Copy each line exactly.
>>>
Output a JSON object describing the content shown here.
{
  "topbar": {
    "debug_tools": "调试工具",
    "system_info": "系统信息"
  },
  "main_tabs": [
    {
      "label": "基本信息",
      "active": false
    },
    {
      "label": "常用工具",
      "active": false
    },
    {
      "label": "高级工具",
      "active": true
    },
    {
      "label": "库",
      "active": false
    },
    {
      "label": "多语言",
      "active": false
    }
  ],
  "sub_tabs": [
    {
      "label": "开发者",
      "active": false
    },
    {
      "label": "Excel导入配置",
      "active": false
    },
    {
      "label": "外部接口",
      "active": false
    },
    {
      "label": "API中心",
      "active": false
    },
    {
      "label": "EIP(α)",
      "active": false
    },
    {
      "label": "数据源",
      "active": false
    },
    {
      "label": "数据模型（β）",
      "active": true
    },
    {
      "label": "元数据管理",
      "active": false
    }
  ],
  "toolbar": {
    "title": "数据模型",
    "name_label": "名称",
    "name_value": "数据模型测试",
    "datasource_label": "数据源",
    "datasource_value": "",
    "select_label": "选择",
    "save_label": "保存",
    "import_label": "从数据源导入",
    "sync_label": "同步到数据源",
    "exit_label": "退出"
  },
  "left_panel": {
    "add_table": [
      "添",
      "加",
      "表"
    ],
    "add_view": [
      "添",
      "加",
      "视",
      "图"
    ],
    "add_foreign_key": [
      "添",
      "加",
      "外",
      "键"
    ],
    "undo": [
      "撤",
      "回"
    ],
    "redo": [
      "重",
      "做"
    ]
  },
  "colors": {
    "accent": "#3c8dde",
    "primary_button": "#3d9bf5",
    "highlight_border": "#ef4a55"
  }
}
<<<
## RESULT OF THE EXERCISE:
Output a JSON object describing the content shown here.
{
  "topbar": {
    "debug_tools": "调试工具",
    "system_info": "系统信息"
  },
  "main_tabs": [
    {
      "label": "基本信息",
      "active": false
    },
    {
      "label": "常用工具",
      "active": false
    },
    {
      "label": "高级工具",
      "active": true
    },
    {
      "label": "库",
      "active": false
    },
    {
      "label": "多语言",
      "active": false
    }
  ],
  "sub_tabs": [
    {
      "label": "开发者",
      "active": false
    },
    {
      "label": "Excel导入配置",
      "active": false
    },
    {
      "label": "外部接口",
      "active": false
    },
    {
      "label": "API中心",
      "active": false
    },
    {
      "label": "EIP(α)",
      "active": false
    },
    {
      "label": "数据源",
      "active": false
    },
    {
      "label": "数据模型（β）",
      "active": true
    },
    {
      "label": "元数据管理",
      "active": false
    }
  ],
  "toolbar": {
    "title": "数据模型",
    "name_label": "名称",
    "name_value": "数据模型测试",
    "datasource_label": "数据源",
    "datasource_value": "",
    "select_label": "选择",
    "save_label": "保存",
    "import_label": "从数据源导入",
    "sync_label": "同步到数据源",
    "exit_label": "退出"
  },
  "left_panel": {
    "add_table": [
      "添",
      "加",
      "表"
    ],
    "add_view": [
      "添",
      "加",
      "视",
      "图"
    ],
    "add_foreign_key": [
      "添",
      "加",
      "外",
      "键"
    ],
    "undo": [
      "撤",
      "回"
    ],
    "redo": [
      "重",
      "做"
    ]
  },
  "colors": {
    "accent": "#3c8dde",
    "primary_button": "#3d9bf5",
    "highlight_border": "#ef4a55"
  }
}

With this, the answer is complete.